● **OBJECTIVE**: Present the following data again exactly as it is shown.

● **INPUT FOR THIS TASK**:

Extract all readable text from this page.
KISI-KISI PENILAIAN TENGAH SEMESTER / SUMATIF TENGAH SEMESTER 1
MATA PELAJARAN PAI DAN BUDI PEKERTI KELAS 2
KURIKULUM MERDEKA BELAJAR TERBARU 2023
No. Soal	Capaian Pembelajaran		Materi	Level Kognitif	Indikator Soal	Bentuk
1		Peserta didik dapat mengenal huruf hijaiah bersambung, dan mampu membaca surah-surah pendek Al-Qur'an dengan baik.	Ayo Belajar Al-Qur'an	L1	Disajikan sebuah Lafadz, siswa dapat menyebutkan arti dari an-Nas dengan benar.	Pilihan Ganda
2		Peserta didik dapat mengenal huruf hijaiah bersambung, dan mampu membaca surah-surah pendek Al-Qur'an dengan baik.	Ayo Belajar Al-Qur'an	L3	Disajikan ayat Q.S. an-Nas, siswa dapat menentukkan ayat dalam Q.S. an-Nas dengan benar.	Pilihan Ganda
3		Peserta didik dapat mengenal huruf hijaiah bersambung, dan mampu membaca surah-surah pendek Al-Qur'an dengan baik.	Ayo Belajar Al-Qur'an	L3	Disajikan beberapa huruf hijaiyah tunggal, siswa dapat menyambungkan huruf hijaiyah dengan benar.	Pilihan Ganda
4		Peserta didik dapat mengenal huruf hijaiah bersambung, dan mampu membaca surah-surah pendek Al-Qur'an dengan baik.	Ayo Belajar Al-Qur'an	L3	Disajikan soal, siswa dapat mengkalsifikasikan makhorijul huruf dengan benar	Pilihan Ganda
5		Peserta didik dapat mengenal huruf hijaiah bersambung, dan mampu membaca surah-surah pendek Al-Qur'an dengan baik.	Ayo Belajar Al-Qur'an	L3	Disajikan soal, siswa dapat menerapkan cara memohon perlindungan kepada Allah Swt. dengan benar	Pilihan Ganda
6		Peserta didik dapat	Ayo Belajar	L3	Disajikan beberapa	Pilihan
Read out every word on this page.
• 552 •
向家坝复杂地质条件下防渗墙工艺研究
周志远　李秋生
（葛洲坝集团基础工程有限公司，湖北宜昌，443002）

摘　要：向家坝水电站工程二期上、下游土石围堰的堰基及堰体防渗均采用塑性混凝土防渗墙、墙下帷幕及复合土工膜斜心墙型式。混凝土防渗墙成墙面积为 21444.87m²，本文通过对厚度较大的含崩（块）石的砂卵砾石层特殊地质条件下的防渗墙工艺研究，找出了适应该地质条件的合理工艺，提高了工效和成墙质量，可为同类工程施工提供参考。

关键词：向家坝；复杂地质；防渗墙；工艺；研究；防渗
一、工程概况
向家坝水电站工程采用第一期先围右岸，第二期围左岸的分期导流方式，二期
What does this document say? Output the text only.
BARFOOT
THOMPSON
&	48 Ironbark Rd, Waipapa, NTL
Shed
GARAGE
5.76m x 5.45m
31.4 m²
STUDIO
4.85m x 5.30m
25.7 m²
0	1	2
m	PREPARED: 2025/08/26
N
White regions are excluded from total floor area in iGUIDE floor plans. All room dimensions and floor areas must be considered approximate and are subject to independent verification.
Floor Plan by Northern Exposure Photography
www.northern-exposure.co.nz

● **EXERCISE OUTPUT**:
Extract all readable text from this page.
KISI-KISI PENILAIAN TENGAH SEMESTER / SUMATIF TENGAH SEMESTER 1
MATA PELAJARAN PAI DAN BUDI PEKERTI KELAS 2
KURIKULUM MERDEKA BELAJAR TERBARU 2023
No. Soal	Capaian Pembelajaran		Materi	Level Kognitif	Indikator Soal	Bentuk
1		Peserta didik dapat mengenal huruf hijaiah bersambung, dan mampu membaca surah-surah pendek Al-Qur'an dengan baik.	Ayo Belajar Al-Qur'an	L1	Disajikan sebuah Lafadz, siswa dapat menyebutkan arti dari an-Nas dengan benar.	Pilihan Ganda
2		Peserta didik dapat mengenal huruf hijaiah bersambung, dan mampu membaca surah-surah pendek Al-Qur'an dengan baik.	Ayo Belajar Al-Qur'an	L3	Disajikan ayat Q.S. an-Nas, siswa dapat menentukkan ayat dalam Q.S. an-Nas dengan benar.	Pilihan Ganda
3		Peserta didik dapat mengenal huruf hijaiah bersambung, dan mampu membaca surah-surah pendek Al-Qur'an dengan baik.	Ayo Belajar Al-Qur'an	L3	Disajikan beberapa huruf hijaiyah tunggal, siswa dapat menyambungkan huruf hijaiyah dengan benar.	Pilihan Ganda
4		Peserta didik dapat mengenal huruf hijaiah bersambung, dan mampu membaca surah-surah pendek Al-Qur'an dengan baik.	Ayo Belajar Al-Qur'an	L3	Disajikan soal, siswa dapat mengkalsifikasikan makhorijul huruf dengan benar	Pilihan Ganda
5		Peserta didik dapat mengenal huruf hijaiah bersambung, dan mampu membaca surah-surah pendek Al-Qur'an dengan baik.	Ayo Belajar Al-Qur'an	L3	Disajikan soal, siswa dapat menerapkan cara memohon perlindungan kepada Allah Swt. dengan benar	Pilihan Ganda
6		Peserta didik dapat	Ayo Belajar	L3	Disajikan beberapa	Pilihan
Read out every word on this page.
• 552 •
向家坝复杂地质条件下防渗墙工艺研究
周志远　李秋生
（葛洲坝集团基础工程有限公司，湖北宜昌，443002）

摘　要：向家坝水电站工程二期上、下游土石围堰的堰基及堰体防渗均采用塑性混凝土防渗墙、墙下帷幕及复合土工膜斜心墙型式。混凝土防渗墙成墙面积为 21444.87m²，本文通过对厚度较大的含崩（块）石的砂卵砾石层特殊地质条件下的防渗墙工艺研究，找出了适应该地质条件的合理工艺，提高了工效和成墙质量，可为同类工程施工提供参考。

关键词：向家坝；复杂地质；防渗墙；工艺；研究；防渗
一、工程概况
向家坝水电站工程采用第一期先围右岸，第二期围左岸的分期导流方式，二期
What does this document say? Output the text only.
BARFOOT
THOMPSON
&	48 Ironbark Rd, Waipapa, NTL
Shed
GARAGE
5.76m x 5.45m
31.4 m²
STUDIO
4.85m x 5.30m
25.7 m²
0	1	2
m	PREPARED: 2025/08/26
N
White regions are excluded from total floor area in iGUIDE floor plans. All room dimensions and floor areas must be considered approximate and are subject to independent verification.
Floor Plan by Northern Exposure Photography
www.northern-exposure.co.nz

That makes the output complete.